**SHORT TASK**
Leave out the pictures and copy each record below exactly.
* * * *
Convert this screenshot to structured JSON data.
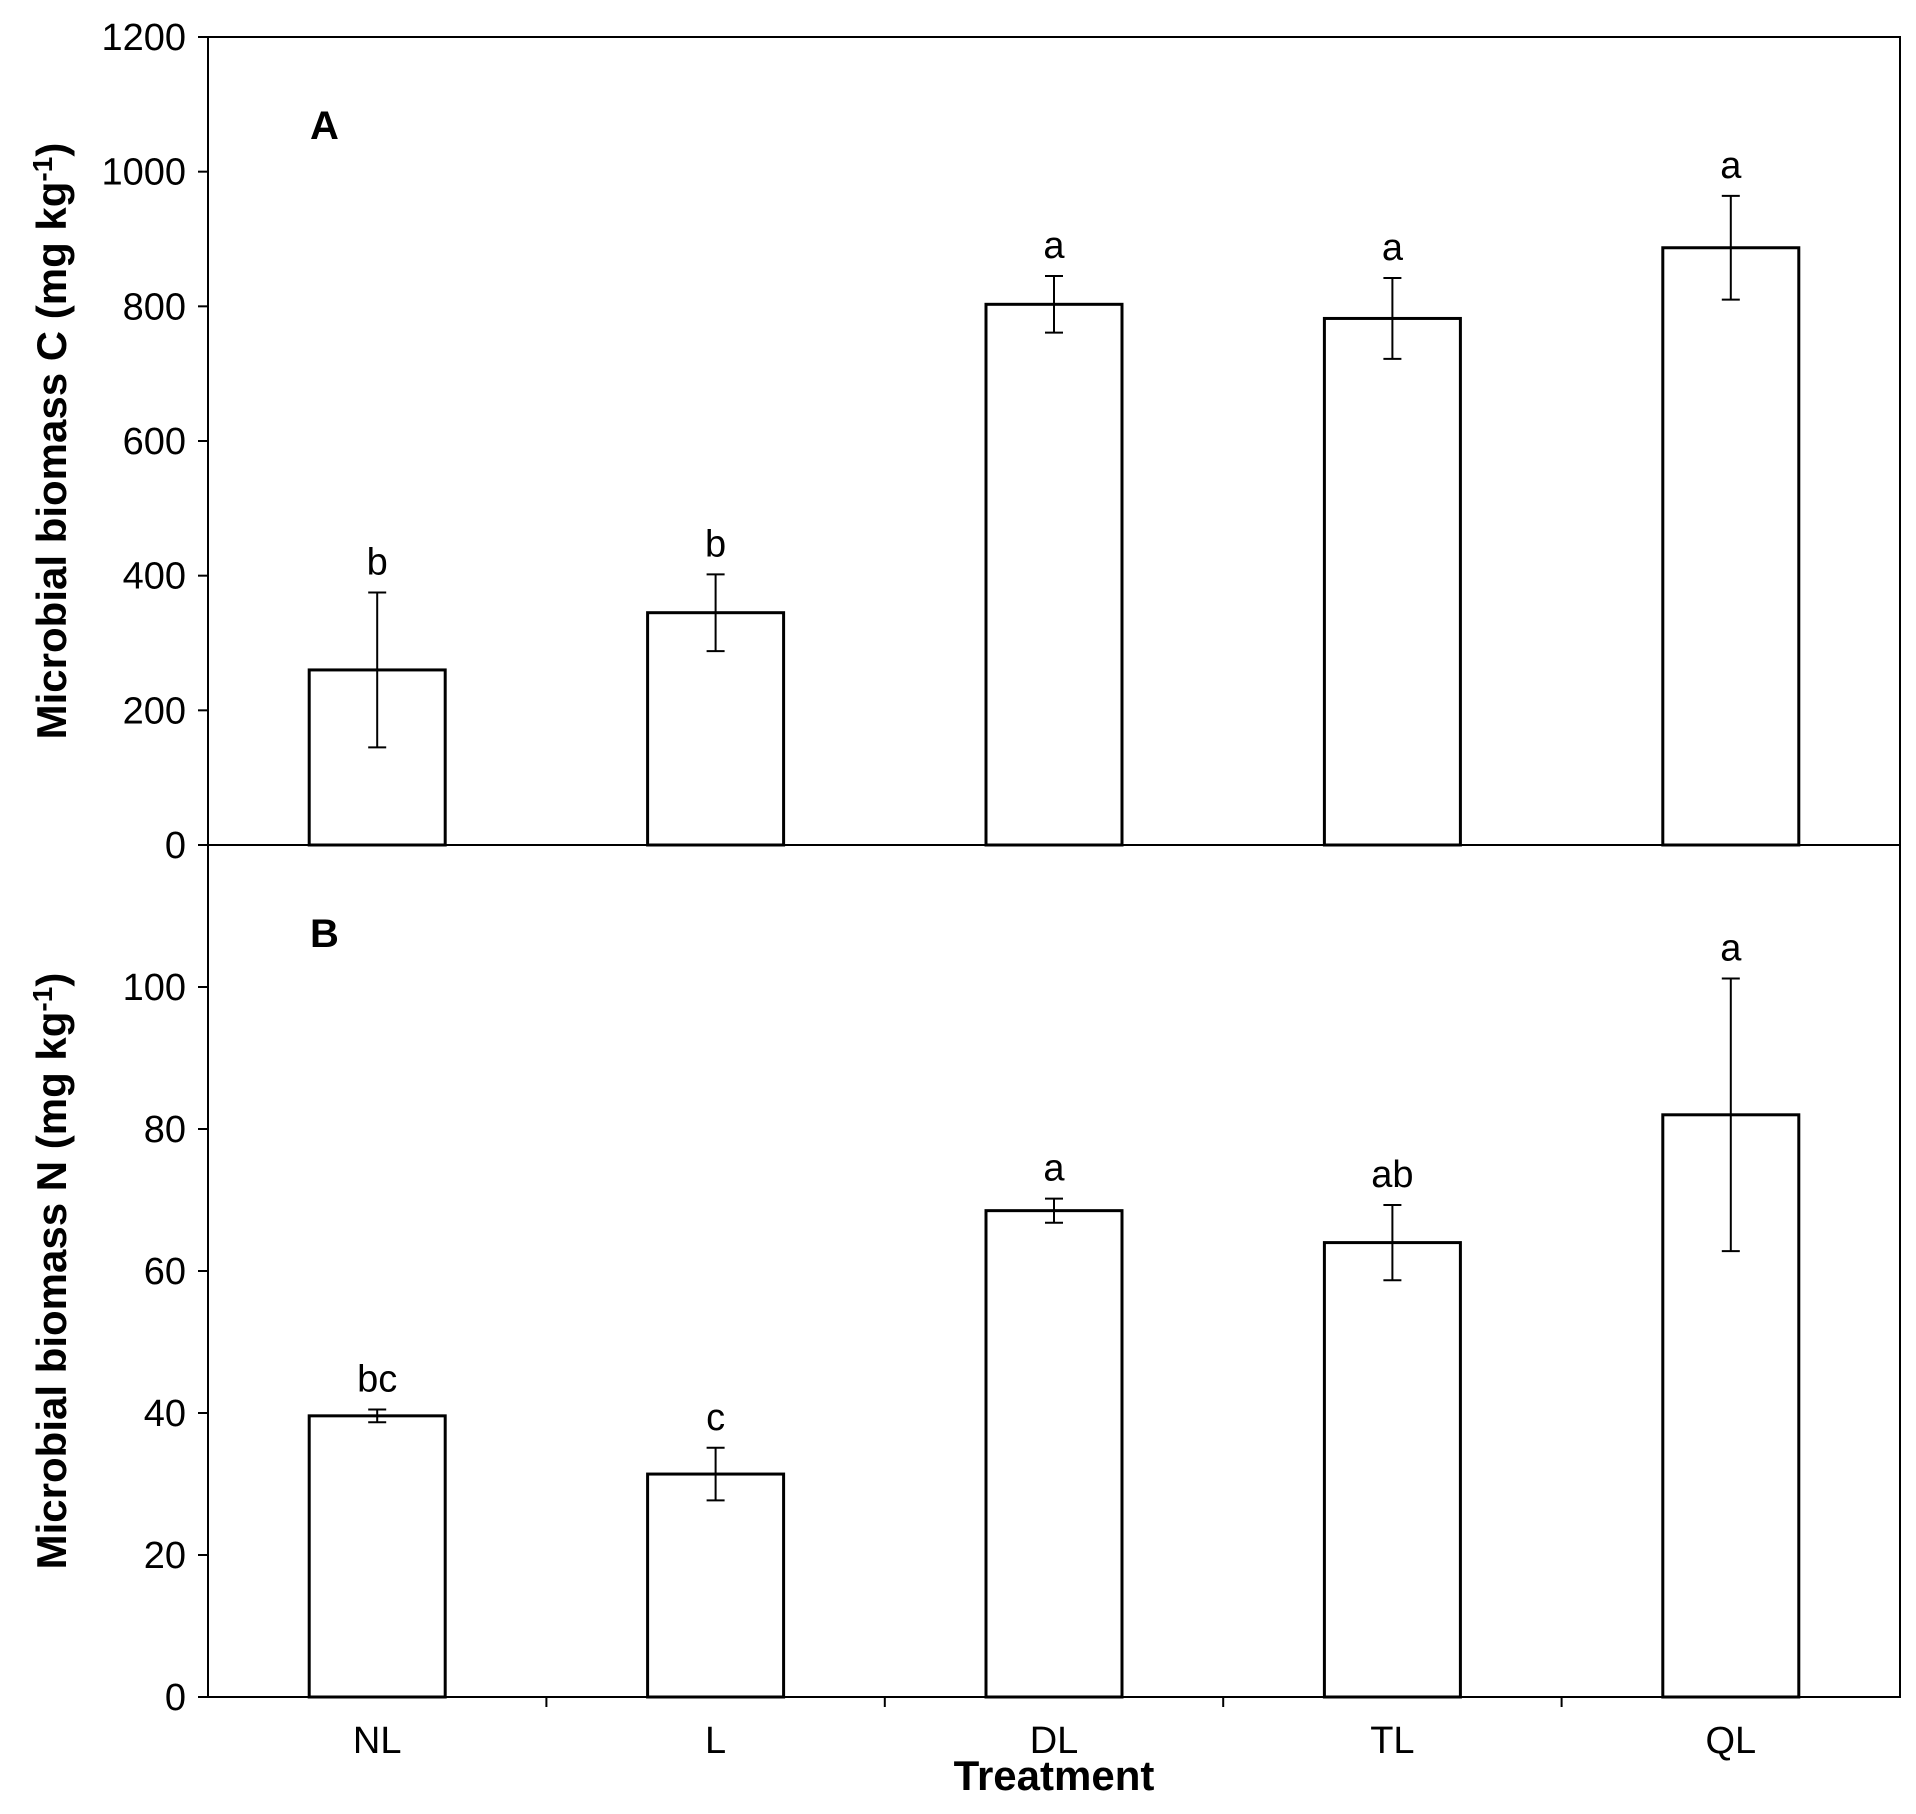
{
  "chart_data": [
    {
      "type": "bar",
      "panel_label": "A",
      "ylabel": "Microbial biomass C (mg kg",
      "ylabel_sup": "-1",
      "ylabel_tail": ")",
      "ylim": [
        0,
        1200
      ],
      "yticks": [
        0,
        200,
        400,
        600,
        800,
        1000,
        1200
      ],
      "categories": [
        "NL",
        "L",
        "DL",
        "TL",
        "QL"
      ],
      "values": [
        260,
        345,
        803,
        782,
        887
      ],
      "errors": [
        115,
        57,
        42,
        60,
        77
      ],
      "significance": [
        "b",
        "b",
        "a",
        "a",
        "a"
      ]
    },
    {
      "type": "bar",
      "panel_label": "B",
      "ylabel": "Microbial biomass N (mg kg",
      "ylabel_sup": "-1",
      "ylabel_tail": ")",
      "ylim": [
        0,
        120
      ],
      "yticks": [
        0,
        20,
        40,
        60,
        80,
        100
      ],
      "categories": [
        "NL",
        "L",
        "DL",
        "TL",
        "QL"
      ],
      "values": [
        39.6,
        31.4,
        68.5,
        64.0,
        82.0
      ],
      "errors": [
        0.9,
        3.7,
        1.7,
        5.3,
        19.2
      ],
      "significance": [
        "bc",
        "c",
        "a",
        "ab",
        "a"
      ],
      "xlabel": "Treatment"
    }
  ]
}
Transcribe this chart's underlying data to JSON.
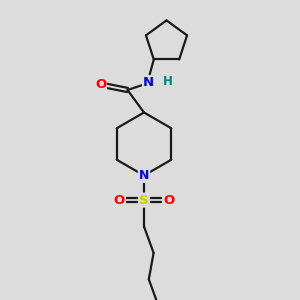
{
  "background_color": "#dcdcdc",
  "bond_color": "#1a1a1a",
  "atom_colors": {
    "O": "#ff0000",
    "N": "#0000ee",
    "S": "#cccc00",
    "H": "#008080",
    "C": "#1a1a1a"
  },
  "figsize": [
    3.0,
    3.0
  ],
  "dpi": 100,
  "lw": 1.6
}
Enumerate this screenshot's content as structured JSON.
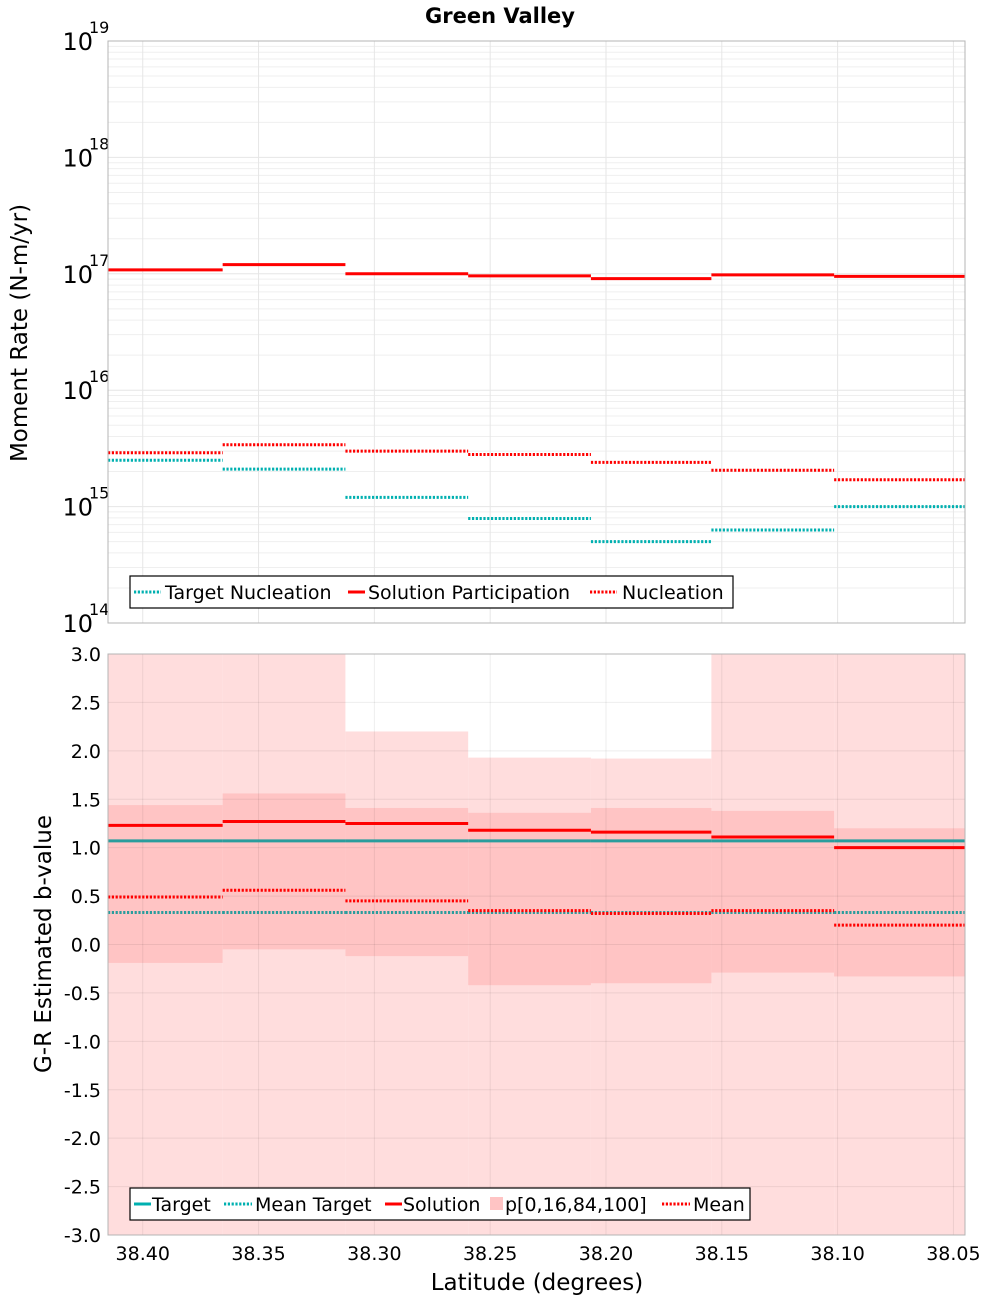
{
  "title": "Green Valley",
  "chart_data": [
    {
      "type": "line",
      "panel": "top",
      "ylabel": "Moment Rate (N-m/yr)",
      "yscale": "log",
      "ylim": [
        100000000000000.0,
        1e+19
      ],
      "y_tick_labels": [
        {
          "value": 100000000000000.0,
          "base": "10",
          "exp": "14"
        },
        {
          "value": 1000000000000000.0,
          "base": "10",
          "exp": "15"
        },
        {
          "value": 1e+16,
          "base": "10",
          "exp": "16"
        },
        {
          "value": 1e+17,
          "base": "10",
          "exp": "17"
        },
        {
          "value": 1e+18,
          "base": "10",
          "exp": "18"
        },
        {
          "value": 1e+19,
          "base": "10",
          "exp": "19"
        }
      ],
      "grid": true,
      "legend_position": "bottom-left",
      "series": [
        {
          "name": "Target Nucleation",
          "style": "dotted",
          "color": "#00b0b0",
          "values": [
            2500000000000000.0,
            2100000000000000.0,
            1200000000000000.0,
            790000000000000.0,
            500000000000000.0,
            630000000000000.0,
            1000000000000000.0
          ]
        },
        {
          "name": "Solution Participation",
          "style": "solid",
          "color": "#ff0000",
          "values": [
            1.08e+17,
            1.2e+17,
            1e+17,
            9.6e+16,
            9.1e+16,
            9.8e+16,
            9.5e+16
          ]
        },
        {
          "name": "Nucleation",
          "style": "dotted",
          "color": "#ff0000",
          "values": [
            2900000000000000.0,
            3400000000000000.0,
            3000000000000000.0,
            2800000000000000.0,
            2400000000000000.0,
            2050000000000000.0,
            1700000000000000.0
          ]
        }
      ]
    },
    {
      "type": "line",
      "panel": "bottom",
      "ylabel": "G-R Estimated b-value",
      "xlabel": "Latitude (degrees)",
      "ylim": [
        -3.0,
        3.0
      ],
      "y_ticks": [
        "3.0",
        "2.5",
        "2.0",
        "1.5",
        "1.0",
        "0.5",
        "0.0",
        "-0.5",
        "-1.0",
        "-1.5",
        "-2.0",
        "-2.5",
        "-3.0"
      ],
      "grid": true,
      "legend_position": "bottom-left",
      "band_0_100": {
        "name": "p[0,16,84,100]",
        "color": "#ffdddd",
        "lower": [
          -3.0,
          -3.0,
          -3.0,
          -3.0,
          -3.0,
          -3.0,
          -3.0
        ],
        "upper": [
          3.0,
          3.0,
          2.2,
          1.93,
          1.92,
          3.0,
          3.0
        ]
      },
      "band_16_84": {
        "color": "#ffc4c4",
        "lower": [
          -0.19,
          -0.05,
          -0.12,
          -0.42,
          -0.4,
          -0.29,
          -0.33
        ],
        "upper": [
          1.44,
          1.56,
          1.41,
          1.36,
          1.41,
          1.38,
          1.2
        ]
      },
      "series": [
        {
          "name": "Target",
          "style": "solid",
          "color": "#00b0b0",
          "values": [
            1.07,
            1.07,
            1.07,
            1.07,
            1.07,
            1.07,
            1.07
          ]
        },
        {
          "name": "Mean Target",
          "style": "dotted",
          "color": "#00b0b0",
          "values": [
            0.33,
            0.33,
            0.33,
            0.33,
            0.33,
            0.33,
            0.33
          ]
        },
        {
          "name": "Solution",
          "style": "solid",
          "color": "#ff0000",
          "values": [
            1.23,
            1.27,
            1.25,
            1.18,
            1.16,
            1.11,
            1.0
          ]
        },
        {
          "name": "Mean",
          "style": "dotted",
          "color": "#ff0000",
          "values": [
            0.49,
            0.56,
            0.45,
            0.35,
            0.32,
            0.35,
            0.2
          ]
        }
      ]
    }
  ],
  "x_axis": {
    "label": "Latitude (degrees)",
    "range": [
      38.415,
      38.045
    ],
    "reversed": true,
    "ticks": [
      38.4,
      38.35,
      38.3,
      38.25,
      38.2,
      38.15,
      38.1,
      38.05
    ],
    "tick_labels": [
      "38.40",
      "38.35",
      "38.30",
      "38.25",
      "38.20",
      "38.15",
      "38.10",
      "38.05"
    ],
    "bin_edges": [
      38.415,
      38.3655,
      38.3125,
      38.2595,
      38.2065,
      38.1545,
      38.1015,
      38.045
    ]
  },
  "legends": {
    "top": [
      "Target Nucleation",
      "Solution Participation",
      "Nucleation"
    ],
    "bottom": [
      "Target",
      "Mean Target",
      "Solution",
      "p[0,16,84,100]",
      "Mean"
    ]
  },
  "colors": {
    "cyan": "#00b0b0",
    "red": "#ff0000",
    "band_outer": "#ffdddd",
    "band_inner": "#ffc4c4",
    "grid": "#e6e6e6",
    "frame": "#b4b4b4"
  }
}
* * * *
**WRITTEN SOLUTION**
Convert this screenshot to structured JSON data.
{
  "chart_data": [
    {
      "type": "bar",
      "panel_label": "A",
      "ylabel": "Microbial biomass C (mg kg",
      "ylabel_sup": "-1",
      "ylabel_tail": ")",
      "ylim": [
        0,
        1200
      ],
      "yticks": [
        0,
        200,
        400,
        600,
        800,
        1000,
        1200
      ],
      "categories": [
        "NL",
        "L",
        "DL",
        "TL",
        "QL"
      ],
      "values": [
        260,
        345,
        803,
        782,
        887
      ],
      "errors": [
        115,
        57,
        42,
        60,
        77
      ],
      "significance": [
        "b",
        "b",
        "a",
        "a",
        "a"
      ]
    },
    {
      "type": "bar",
      "panel_label": "B",
      "ylabel": "Microbial biomass N (mg kg",
      "ylabel_sup": "-1",
      "ylabel_tail": ")",
      "ylim": [
        0,
        120
      ],
      "yticks": [
        0,
        20,
        40,
        60,
        80,
        100
      ],
      "categories": [
        "NL",
        "L",
        "DL",
        "TL",
        "QL"
      ],
      "values": [
        39.6,
        31.4,
        68.5,
        64.0,
        82.0
      ],
      "errors": [
        0.9,
        3.7,
        1.7,
        5.3,
        19.2
      ],
      "significance": [
        "bc",
        "c",
        "a",
        "ab",
        "a"
      ],
      "xlabel": "Treatment"
    }
  ]
}
Transcribe this chart's underlying data to JSON.
{
  "background_color": "#dcdcdc",
  "bond_color": "#1a1a1a",
  "atom_colors": {
    "O": "#ff0000",
    "N": "#0000ee",
    "S": "#cccc00",
    "H": "#008080",
    "C": "#1a1a1a"
  },
  "figsize": [
    3.0,
    3.0
  ],
  "dpi": 100,
  "lw": 1.6
}
Enumerate this screenshot's content as structured JSON.
{
  "title": "Green Valley",
  "chart_data": [
    {
      "type": "line",
      "panel": "top",
      "ylabel": "Moment Rate (N-m/yr)",
      "yscale": "log",
      "ylim": [
        100000000000000.0,
        1e+19
      ],
      "y_tick_labels": [
        {
          "value": 100000000000000.0,
          "base": "10",
          "exp": "14"
        },
        {
          "value": 1000000000000000.0,
          "base": "10",
          "exp": "15"
        },
        {
          "value": 1e+16,
          "base": "10",
          "exp": "16"
        },
        {
          "value": 1e+17,
          "base": "10",
          "exp": "17"
        },
        {
          "value": 1e+18,
          "base": "10",
          "exp": "18"
        },
        {
          "value": 1e+19,
          "base": "10",
          "exp": "19"
        }
      ],
      "grid": true,
      "legend_position": "bottom-left",
      "series": [
        {
          "name": "Target Nucleation",
          "style": "dotted",
          "color": "#00b0b0",
          "values": [
            2500000000000000.0,
            2100000000000000.0,
            1200000000000000.0,
            790000000000000.0,
            500000000000000.0,
            630000000000000.0,
            1000000000000000.0
          ]
        },
        {
          "name": "Solution Participation",
          "style": "solid",
          "color": "#ff0000",
          "values": [
            1.08e+17,
            1.2e+17,
            1e+17,
            9.6e+16,
            9.1e+16,
            9.8e+16,
            9.5e+16
          ]
        },
        {
          "name": "Nucleation",
          "style": "dotted",
          "color": "#ff0000",
          "values": [
            2900000000000000.0,
            3400000000000000.0,
            3000000000000000.0,
            2800000000000000.0,
            2400000000000000.0,
            2050000000000000.0,
            1700000000000000.0
          ]
        }
      ]
    },
    {
      "type": "line",
      "panel": "bottom",
      "ylabel": "G-R Estimated b-value",
      "xlabel": "Latitude (degrees)",
      "ylim": [
        -3.0,
        3.0
      ],
      "y_ticks": [
        "3.0",
        "2.5",
        "2.0",
        "1.5",
        "1.0",
        "0.5",
        "0.0",
        "-0.5",
        "-1.0",
        "-1.5",
        "-2.0",
        "-2.5",
        "-3.0"
      ],
      "grid": true,
      "legend_position": "bottom-left",
      "band_0_100": {
        "name": "p[0,16,84,100]",
        "color": "#ffdddd",
        "lower": [
          -3.0,
          -3.0,
          -3.0,
          -3.0,
          -3.0,
          -3.0,
          -3.0
        ],
        "upper": [
          3.0,
          3.0,
          2.2,
          1.93,
          1.92,
          3.0,
          3.0
        ]
      },
      "band_16_84": {
        "color": "#ffc4c4",
        "lower": [
          -0.19,
          -0.05,
          -0.12,
          -0.42,
          -0.4,
          -0.29,
          -0.33
        ],
        "upper": [
          1.44,
          1.56,
          1.41,
          1.36,
          1.41,
          1.38,
          1.2
        ]
      },
      "series": [
        {
          "name": "Target",
          "style": "solid",
          "color": "#00b0b0",
          "values": [
            1.07,
            1.07,
            1.07,
            1.07,
            1.07,
            1.07,
            1.07
          ]
        },
        {
          "name": "Mean Target",
          "style": "dotted",
          "color": "#00b0b0",
          "values": [
            0.33,
            0.33,
            0.33,
            0.33,
            0.33,
            0.33,
            0.33
          ]
        },
        {
          "name": "Solution",
          "style": "solid",
          "color": "#ff0000",
          "values": [
            1.23,
            1.27,
            1.25,
            1.18,
            1.16,
            1.11,
            1.0
          ]
        },
        {
          "name": "Mean",
          "style": "dotted",
          "color": "#ff0000",
          "values": [
            0.49,
            0.56,
            0.45,
            0.35,
            0.32,
            0.35,
            0.2
          ]
        }
      ]
    }
  ],
  "x_axis": {
    "label": "Latitude (degrees)",
    "range": [
      38.415,
      38.045
    ],
    "reversed": true,
    "ticks": [
      38.4,
      38.35,
      38.3,
      38.25,
      38.2,
      38.15,
      38.1,
      38.05
    ],
    "tick_labels": [
      "38.40",
      "38.35",
      "38.30",
      "38.25",
      "38.20",
      "38.15",
      "38.10",
      "38.05"
    ],
    "bin_edges": [
      38.415,
      38.3655,
      38.3125,
      38.2595,
      38.2065,
      38.1545,
      38.1015,
      38.045
    ]
  },
  "legends": {
    "top": [
      "Target Nucleation",
      "Solution Participation",
      "Nucleation"
    ],
    "bottom": [
      "Target",
      "Mean Target",
      "Solution",
      "p[0,16,84,100]",
      "Mean"
    ]
  },
  "colors": {
    "cyan": "#00b0b0",
    "red": "#ff0000",
    "band_outer": "#ffdddd",
    "band_inner": "#ffc4c4",
    "grid": "#e6e6e6",
    "frame": "#b4b4b4"
  }
}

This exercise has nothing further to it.